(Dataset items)
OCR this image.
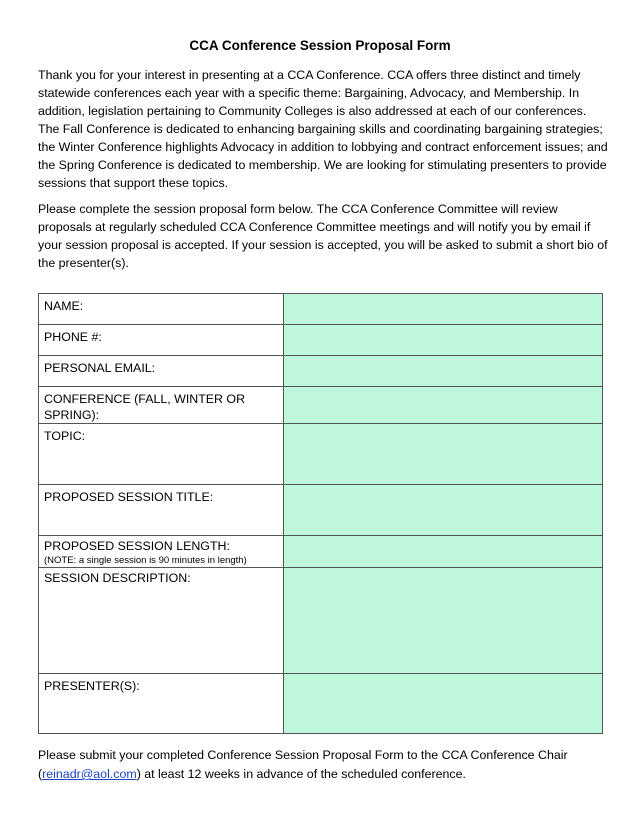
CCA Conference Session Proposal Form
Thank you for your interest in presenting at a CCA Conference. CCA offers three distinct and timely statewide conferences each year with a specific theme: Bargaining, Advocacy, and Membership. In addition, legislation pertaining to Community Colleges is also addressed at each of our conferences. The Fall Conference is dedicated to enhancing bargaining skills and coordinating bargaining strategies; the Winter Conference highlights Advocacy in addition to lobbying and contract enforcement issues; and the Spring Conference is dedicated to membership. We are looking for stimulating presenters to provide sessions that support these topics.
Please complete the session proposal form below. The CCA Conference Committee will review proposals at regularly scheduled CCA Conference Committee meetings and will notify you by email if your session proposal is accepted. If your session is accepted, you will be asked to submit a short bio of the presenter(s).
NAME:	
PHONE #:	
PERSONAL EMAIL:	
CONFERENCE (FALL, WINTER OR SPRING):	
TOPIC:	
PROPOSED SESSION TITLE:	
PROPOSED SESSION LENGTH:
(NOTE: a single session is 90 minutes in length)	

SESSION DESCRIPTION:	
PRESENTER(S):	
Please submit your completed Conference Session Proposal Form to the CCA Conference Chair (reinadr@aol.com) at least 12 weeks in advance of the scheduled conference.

## Problem statement
Write the records out once more, exactly as they appear, with no pictures.

## Result of this task
OCR this image.
CCA Conference Session Proposal Form
Thank you for your interest in presenting at a CCA Conference. CCA offers three distinct and timely statewide conferences each year with a specific theme: Bargaining, Advocacy, and Membership. In addition, legislation pertaining to Community Colleges is also addressed at each of our conferences. The Fall Conference is dedicated to enhancing bargaining skills and coordinating bargaining strategies; the Winter Conference highlights Advocacy in addition to lobbying and contract enforcement issues; and the Spring Conference is dedicated to membership. We are looking for stimulating presenters to provide sessions that support these topics.
Please complete the session proposal form below. The CCA Conference Committee will review proposals at regularly scheduled CCA Conference Committee meetings and will notify you by email if your session proposal is accepted. If your session is accepted, you will be asked to submit a short bio of the presenter(s).
NAME:	
PHONE #:	
PERSONAL EMAIL:	
CONFERENCE (FALL, WINTER OR SPRING):	
TOPIC:	
PROPOSED SESSION TITLE:	
PROPOSED SESSION LENGTH:
(NOTE: a single session is 90 minutes in length)	

SESSION DESCRIPTION:	
PRESENTER(S):	
Please submit your completed Conference Session Proposal Form to the CCA Conference Chair (reinadr@aol.com) at least 12 weeks in advance of the scheduled conference.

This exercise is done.